**BRIEF**
Tally the lines in the listing below that include "semanales". Answer with the count and nothing more.

**DATA**
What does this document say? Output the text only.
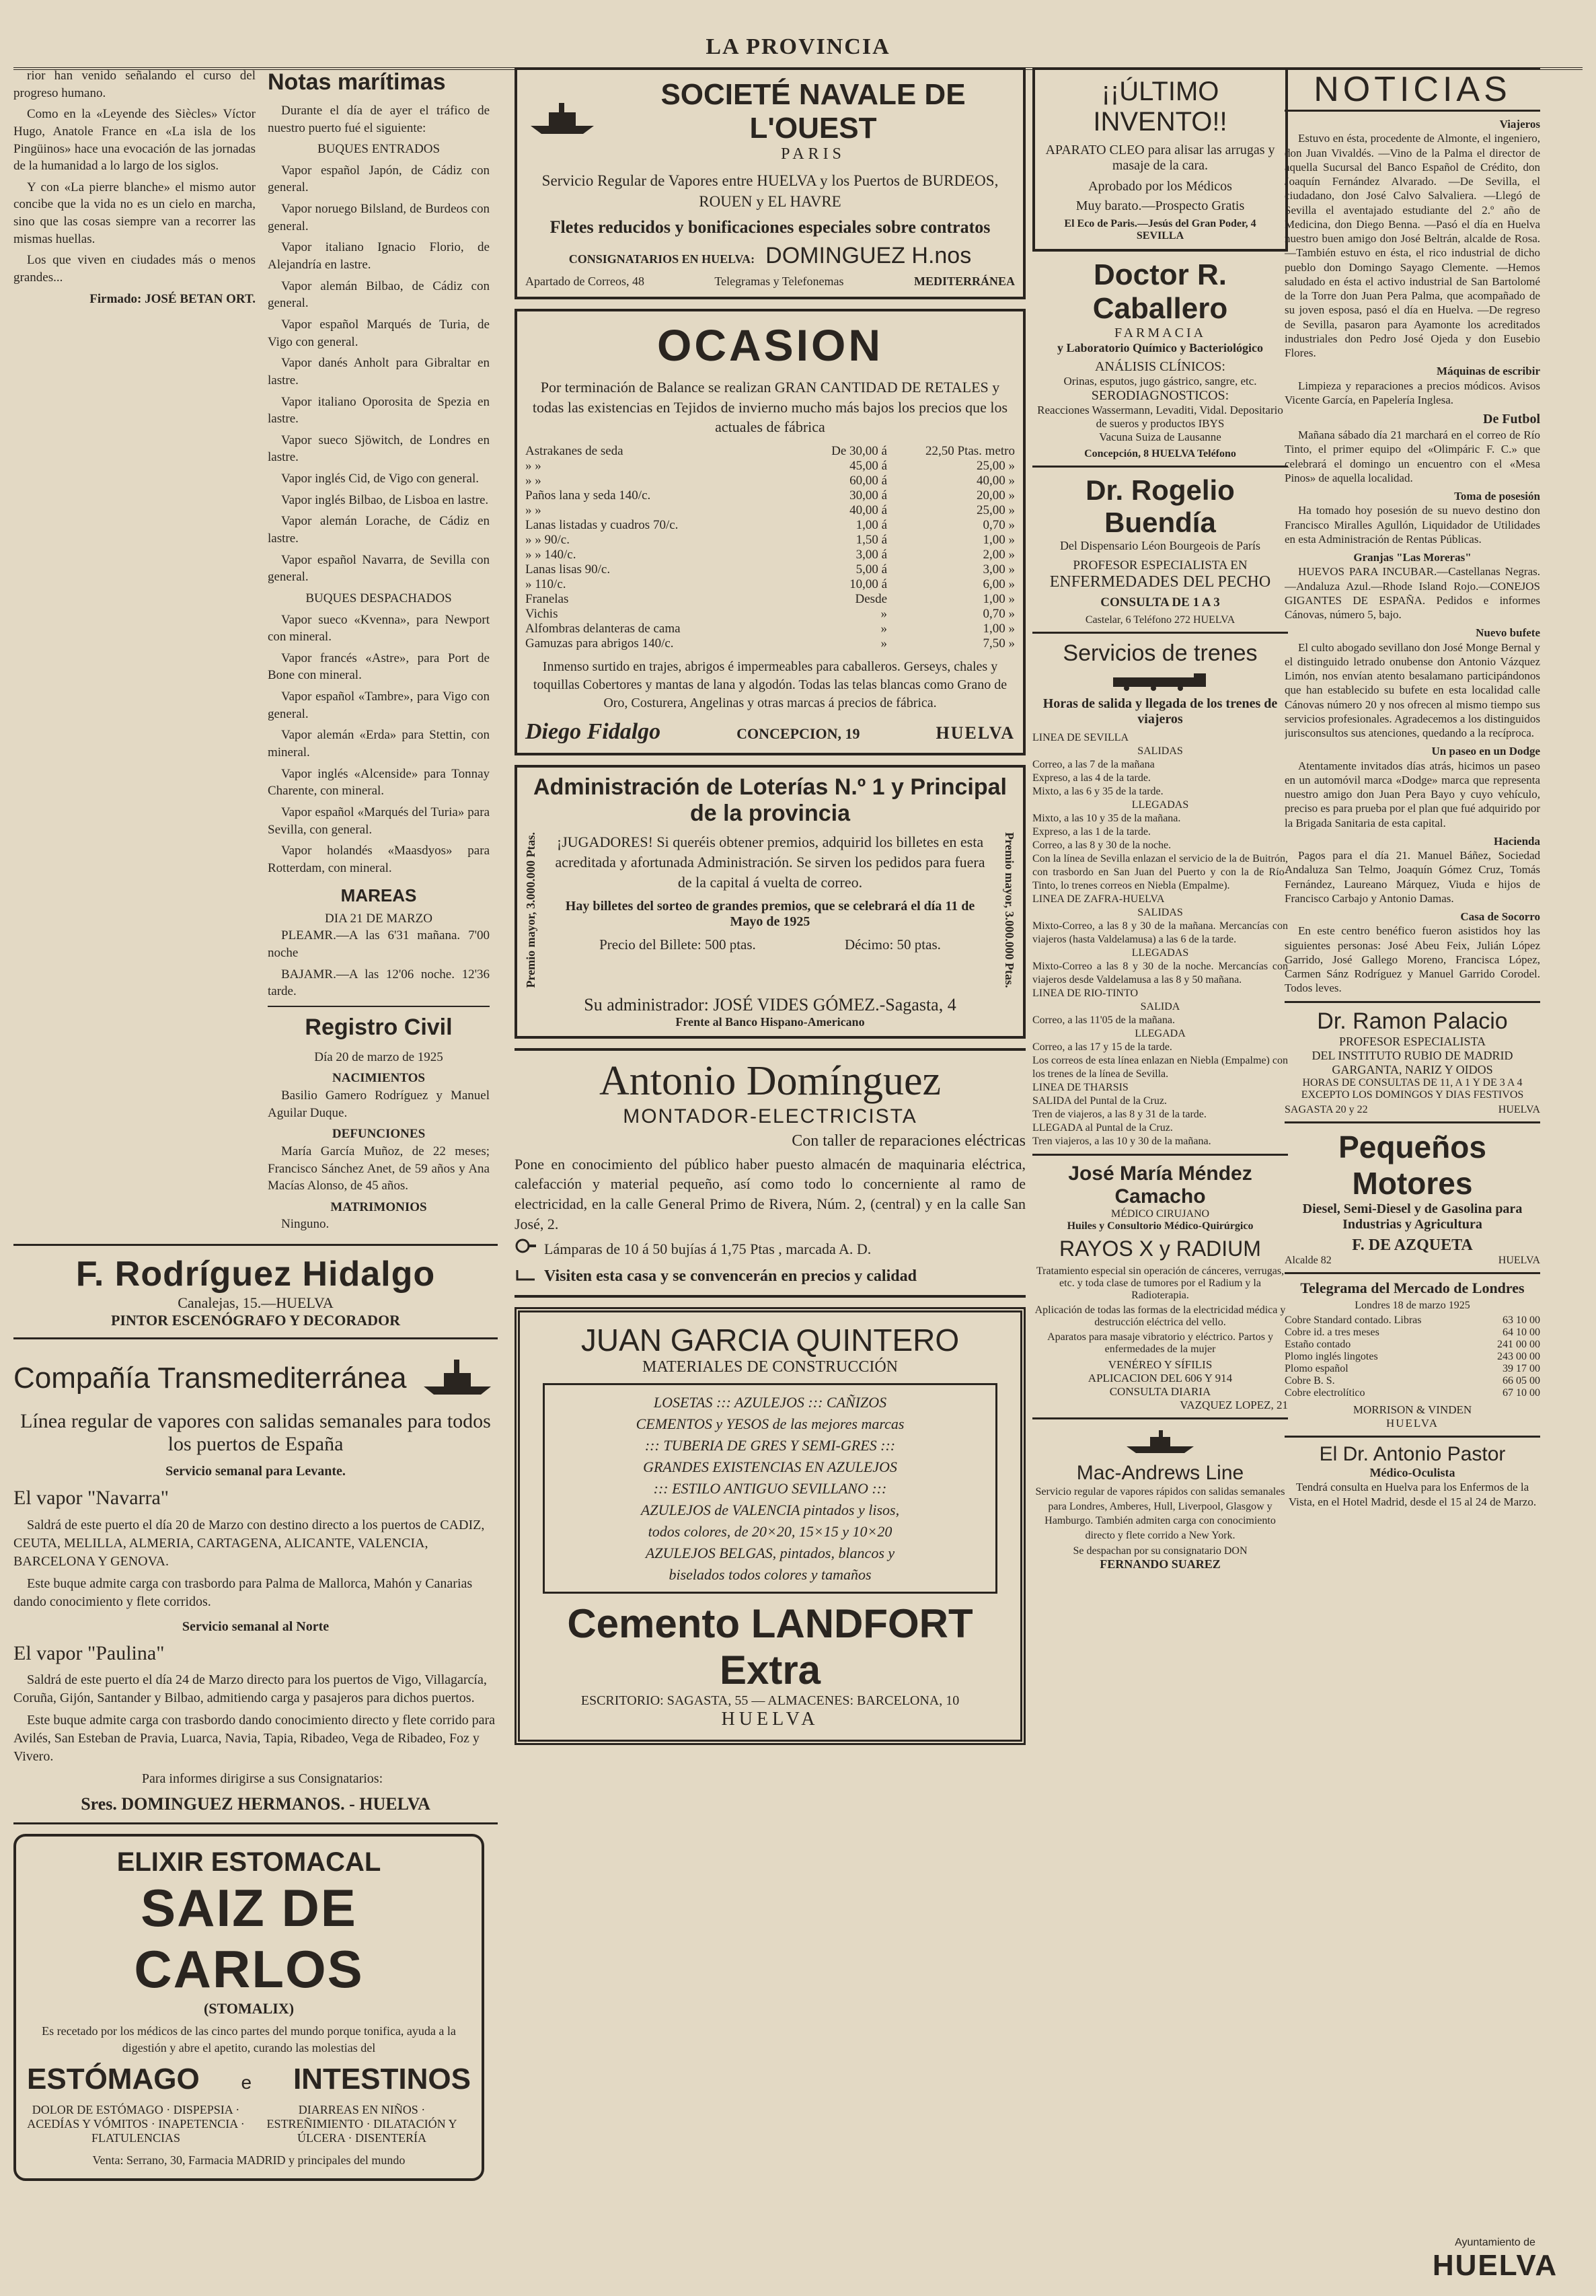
LA PROVINCIA

rior han venido señalando el curso del progreso humano.

Como en la «Leyende des Siècles» Víctor Hugo, Anatole France en «La isla de los Pingüinos» hace una evocación de las jornadas de la humanidad a lo largo de los siglos.

Y con «La pierre blanche» el mismo autor concibe que la vida no es un cielo en marcha, sino que las cosas siempre van a recorrer las mismas huellas.

Los que viven en ciudades más o menos grandes...

Firmado: JOSÉ BETAN ORT.

Notas marítimas

Durante el día de ayer el tráfico de nuestro puerto fué el siguiente:

BUQUES ENTRADOS

Vapor español Japón, de Cádiz con general.

Vapor noruego Bilsland, de Burdeos con general.

Vapor italiano Ignacio Florio, de Alejandría en lastre.

Vapor alemán Bilbao, de Cádiz con general.

Vapor español Marqués de Turia, de Vigo con general.

Vapor danés Anholt para Gibraltar en lastre.

Vapor italiano Oporosita de Spezia en lastre.

Vapor sueco Sjöwitch, de Londres en lastre.

Vapor inglés Cid, de Vigo con general.

Vapor inglés Bilbao, de Lisboa en lastre.

Vapor alemán Lorache, de Cádiz en lastre.

Vapor español Navarra, de Sevilla con general.

BUQUES DESPACHADOS

Vapor sueco «Kvenna», para Newport con mineral.

Vapor francés «Astre», para Port de Bone con mineral.

Vapor español «Tambre», para Vigo con general.

Vapor alemán «Erda» para Stettin, con mineral.

Vapor inglés «Alcenside» para Tonnay Charente, con mineral.

Vapor español «Marqués del Turia» para Sevilla, con general.

Vapor holandés «Maasdyos» para Rotterdam, con mineral.

MAREAS
DIA 21 DE MARZO

PLEAMR.—A las 6'31 mañana. 7'00 noche

BAJAMR.—A las 12'06 noche. 12'36 tarde.

Registro Civil
Día 20 de marzo de 1925
NACIMIENTOS

Basilio Gamero Rodríguez y Manuel Aguilar Duque.

DEFUNCIONES

María García Muñoz, de 22 meses; Francisco Sánchez Anet, de 59 años y Ana Macías Alonso, de 45 años.

MATRIMONIOS

Ninguno.

F. Rodríguez Hidalgo
Canalejas, 15.—HUELVA
PINTOR ESCENÓGRAFO Y DECORADOR
Compañía Transmediterránea
Línea regular de vapores con salidas semanales para todos los puertos de España
Servicio semanal para Levante.
El vapor "Navarra"

Saldrá de este puerto el día 20 de Marzo con destino directo a los puertos de CADIZ, CEUTA, MELILLA, ALMERIA, CARTAGENA, ALICANTE, VALENCIA, BARCELONA Y GENOVA.

Este buque admite carga con trasbordo para Palma de Mallorca, Mahón y Canarias dando conocimiento y flete corridos.

Servicio semanal al Norte
El vapor "Paulina"

Saldrá de este puerto el día 24 de Marzo directo para los puertos de Vigo, Villagarcía, Coruña, Gijón, Santander y Bilbao, admitiendo carga y pasajeros para dichos puertos.

Este buque admite carga con trasbordo dando conocimiento directo y flete corrido para Avilés, San Esteban de Pravia, Luarca, Navia, Tapia, Ribadeo, Vega de Ribadeo, Foz y Vivero.

Para informes dirigirse a sus Consignatarios:

Sres. DOMINGUEZ HERMANOS. - HUELVA
ELIXIR ESTOMACAL
SAIZ DE CARLOS
(STOMALIX)
Es recetado por los médicos de las cinco partes del mundo porque tonifica, ayuda a la digestión y abre el apetito, curando las molestias del
ESTÓMAGO e INTESTINOS
DOLOR DE ESTÓMAGO · DISPEPSIA · ACEDÍAS Y VÓMITOS · INAPETENCIA · FLATULENCIAS
DIARREAS EN NIÑOS · ESTREÑIMIENTO · DILATACIÓN Y ÚLCERA · DISENTERÍA
Venta: Serrano, 30, Farmacia MADRID y principales del mundo
SOCIETÉ NAVALE DE L'OUEST
PARIS
Servicio Regular de Vapores entre HUELVA y los Puertos de BURDEOS, ROUEN y EL HAVRE
Fletes reducidos y bonificaciones especiales sobre contratos
CONSIGNATARIOS EN HUELVA: DOMINGUEZ H.nos
Apartado de Correos, 48	Telegramas y Telefonemas	MEDITERRÁNEA
OCASION
Por terminación de Balance se realizan GRAN CANTIDAD DE RETALES y todas las existencias en Tejidos de invierno mucho más bajos los precios que los actuales de fábrica
Astrakanes de seda	De 30,00 á	22,50 Ptas. metro
» »	45,00 á	25,00 »
» »	60,00 á	40,00 »
Paños lana y seda 140/c.	30,00 á	20,00 »
» »	40,00 á	25,00 »
Lanas listadas y cuadros 70/c.	1,00 á	0,70 »
» » 90/c.	1,50 á	1,00 »
» » 140/c.	3,00 á	2,00 »
Lanas lisas 90/c.	5,00 á	3,00 »
» 110/c.	10,00 á	6,00 »
Franelas	Desde	1,00 »
Vichis	»	0,70 »
Alfombras delanteras de cama	»	1,00 »
Gamuzas para abrigos 140/c.	»	7,50 »
Inmenso surtido en trajes, abrigos é impermeables para caballeros. Gerseys, chales y toquillas Cobertores y mantas de lana y algodón. Todas las telas blancas como Grano de Oro, Costurera, Angelinas y otras marcas á precios de fábrica.
Diego Fidalgo	CONCEPCION, 19	HUELVA
Administración de Loterías N.º 1 y Principal de la provincia
Premio mayor, 3.000.000 Ptas.	¡JUGADORES! Si queréis obtener premios, adquirid los billetes en esta acreditada y afortunada Administración. Se sirven los pedidos para fuera de la capital á vuelta de correo.
Hay billetes del sorteo de grandes premios, que se celebrará el día 11 de Mayo de 1925
Precio del Billete: 500 ptas.	Décimo: 50 ptas.	Premio mayor, 3.000.000 Ptas.
Su administrador: JOSÉ VIDES GÓMEZ.-Sagasta, 4
Frente al Banco Hispano-Americano
Antonio Domínguez
MONTADOR-ELECTRICISTA
Con taller de reparaciones eléctricas
Pone en conocimiento del público haber puesto almacén de maquinaria eléctrica, calefacción y material pequeño, así como todo lo concerniente al ramo de electricidad, en la calle General Primo de Rivera, Núm. 2, (central) y en la calle San José, 2.
Lámparas de 10 á 50 bujías á 1,75 Ptas , marcada A. D.
Visiten esta casa y se convencerán en precios y calidad
JUAN GARCIA QUINTERO
MATERIALES DE CONSTRUCCIÓN
LOSETAS ::: AZULEJOS ::: CAÑIZOS
CEMENTOS y YESOS de las mejores marcas
::: TUBERIA DE GRES Y SEMI-GRES :::
GRANDES EXISTENCIAS EN AZULEJOS
::: ESTILO ANTIGUO SEVILLANO :::
AZULEJOS de VALENCIA pintados y lisos,
todos colores, de 20×20, 15×15 y 10×20
AZULEJOS BELGAS, pintados, blancos y
biselados todos colores y tamaños
Cemento LANDFORT Extra
ESCRITORIO: SAGASTA, 55 — ALMACENES: BARCELONA, 10
HUELVA
¡¡ÚLTIMO INVENTO!!
APARATO CLEO para alisar las arrugas y masaje de la cara.
Aprobado por los Médicos
Muy barato.—Prospecto Gratis
El Eco de Paris.—Jesús del Gran Poder, 4 SEVILLA
Doctor R. Caballero
FARMACIA
y Laboratorio Químico y Bacteriológico
ANÁLISIS CLÍNICOS:
Orinas, esputos, jugo gástrico, sangre, etc.
SERODIAGNOSTICOS:
Reacciones Wassermann, Levaditi, Vidal. Depositario de sueros y productos IBYS
Vacuna Suiza de Lausanne
Concepción, 8 HUELVA Teléfono
Dr. Rogelio Buendía
Del Dispensario Léon Bourgeois de París
PROFESOR ESPECIALISTA EN
ENFERMEDADES DEL PECHO
CONSULTA DE 1 A 3
Castelar, 6 Teléfono 272 HUELVA
Servicios de trenes
Horas de salida y llegada de los trenes de viajeros
LINEA DE SEVILLA
SALIDAS
Correo, a las 7 de la mañana
Expreso, a las 4 de la tarde.
Mixto, a las 6 y 35 de la tarde.
LLEGADAS
Mixto, a las 10 y 35 de la mañana.
Expreso, a las 1 de la tarde.
Correo, a las 8 y 30 de la noche.
Con la línea de Sevilla enlazan el servicio de la de Buitrón, con trasbordo en San Juan del Puerto y con la de Río-Tinto, lo trenes correos en Niebla (Empalme).
LINEA DE ZAFRA-HUELVA
SALIDAS
Mixto-Correo, a las 8 y 30 de la mañana. Mercancías con viajeros (hasta Valdelamusa) a las 6 de la tarde.
LLEGADAS
Mixto-Correo a las 8 y 30 de la noche. Mercancías con viajeros desde Valdelamusa a las 8 y 50 mañana.
LINEA DE RIO-TINTO
SALIDA
Correo, a las 11'05 de la mañana.
LLEGADA
Correo, a las 17 y 15 de la tarde.
Los correos de esta línea enlazan en Niebla (Empalme) con los trenes de la línea de Sevilla.
LINEA DE THARSIS
SALIDA del Puntal de la Cruz.
Tren de viajeros, a las 8 y 31 de la tarde.
LLEGADA al Puntal de la Cruz.
Tren viajeros, a las 10 y 30 de la mañana.
José María Méndez Camacho
MÉDICO CIRUJANO
Huiles y Consultorio Médico-Quirúrgico
RAYOS X y RADIUM
Tratamiento especial sin operación de cánceres, verrugas, etc. y toda clase de tumores por el Radium y la Radioterapia.
Aplicación de todas las formas de la electricidad médica y destrucción eléctrica del vello.
Aparatos para masaje vibratorio y eléctrico. Partos y enfermedades de la mujer
VENÉREO Y SÍFILIS
APLICACION DEL 606 Y 914
CONSULTA DIARIA
VAZQUEZ LOPEZ, 21
Mac-Andrews Line
Servicio regular de vapores rápidos con salidas semanales para Londres, Amberes, Hull, Liverpool, Glasgow y Hamburgo. También admiten carga con conocimiento directo y flete corrido a New York.
Se despachan por su consignatario DON
FERNANDO SUAREZ
NOTICIAS
Viajeros

Estuvo en ésta, procedente de Almonte, el ingeniero, don Juan Vivaldés. —Vino de la Palma el director de aquella Sucursal del Banco Español de Crédito, don Joaquín Fernández Alvarado. —De Sevilla, el ciudadano, don José Calvo Salvaliera. —Llegó de Sevilla el aventajado estudiante del 2.º año de Medicina, don Diego Benna. —Pasó el día en Huelva nuestro buen amigo don José Beltrán, alcalde de Rosa. —También estuvo en ésta, el rico industrial de dicho pueblo don Domingo Sayago Clemente. —Hemos saludado en ésta el activo industrial de San Bartolomé de la Torre don Juan Pera Palma, que acompañado de su joven esposa, pasó el día en Huelva. —De regreso de Sevilla, pasaron para Ayamonte los acreditados industriales don Pedro José Ojeda y don Eusebio Flores.

Máquinas de escribir

Limpieza y reparaciones a precios módicos. Avisos Vicente García, en Papelería Inglesa.

De Futbol

Mañana sábado día 21 marchará en el correo de Río Tinto, el primer equipo del «Olimpáric F. C.» que celebrará el domingo un encuentro con el «Mesa Pinos» de aquella localidad.

Toma de posesión

Ha tomado hoy posesión de su nuevo destino don Francisco Miralles Agullón, Liquidador de Utilidades en esta Administración de Rentas Públicas.

Granjas "Las Moreras"

HUEVOS PARA INCUBAR.—Castellanas Negras.—Andaluza Azul.—Rhode Island Rojo.—CONEJOS GIGANTES DE ESPAÑA. Pedidos e informes Cánovas, número 5, bajo.

Nuevo bufete

El culto abogado sevillano don José Monge Bernal y el distinguido letrado onubense don Antonio Vázquez Limón, nos envían atento besalamano participándonos que han establecido su bufete en esta localidad calle Cánovas número 20 y nos ofrecen al mismo tiempo sus servicios profesionales. Agradecemos a los distinguidos jurisconsultos sus atenciones, quedando a la recíproca.

Un paseo en un Dodge

Atentamente invitados días atrás, hicimos un paseo en un automóvil marca «Dodge» marca que representa nuestro amigo don Juan Pera Bayo y cuyo vehículo, preciso es para prueba por el plan que fué adquirido por la Brigada Sanitaria de esta capital.

Hacienda

Pagos para el día 21. Manuel Báñez, Sociedad Andaluza San Telmo, Joaquín Gómez Cruz, Tomás Fernández, Laureano Márquez, Viuda e hijos de Francisco Carbajo y Antonio Damas.

Casa de Socorro

En este centro benéfico fueron asistidos hoy las siguientes personas: José Abeu Feix, Julián López Garrido, José Gallego Moreno, Francisca López, Carmen Sánz Rodríguez y Manuel Garrido Corodel. Todos leves.

Dr. Ramon Palacio
PROFESOR ESPECIALISTA
DEL INSTITUTO RUBIO DE MADRID
GARGANTA, NARIZ Y OIDOS
HORAS DE CONSULTAS DE 11, A 1 Y DE 3 A 4 EXCEPTO LOS DOMINGOS Y DIAS FESTIVOS
SAGASTA 20 y 22	HUELVA
Pequeños Motores
Diesel, Semi-Diesel y de Gasolina para Industrias y Agricultura
F. DE AZQUETA
Alcalde 82	HUELVA
Telegrama del Mercado de Londres
Londres 18 de marzo 1925
Cobre Standard contado. Libras	63 10 00
Cobre id. a tres meses	64 10 00
Estaño contado	241 00 00
Plomo inglés lingotes	243 00 00
Plomo español	39 17 00
Cobre B. S.	66 05 00
Cobre electrolítico	67 10 00
MORRISON & VINDEN
HUELVA
El Dr. Antonio Pastor
Médico-Oculista
Tendrá consulta en Huelva para los Enfermos de la Vista, en el Hotel Madrid, desde el 15 al 24 de Marzo.
Ayuntamiento de
HUELVA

**ANSWER TO THE EXERCISE**
2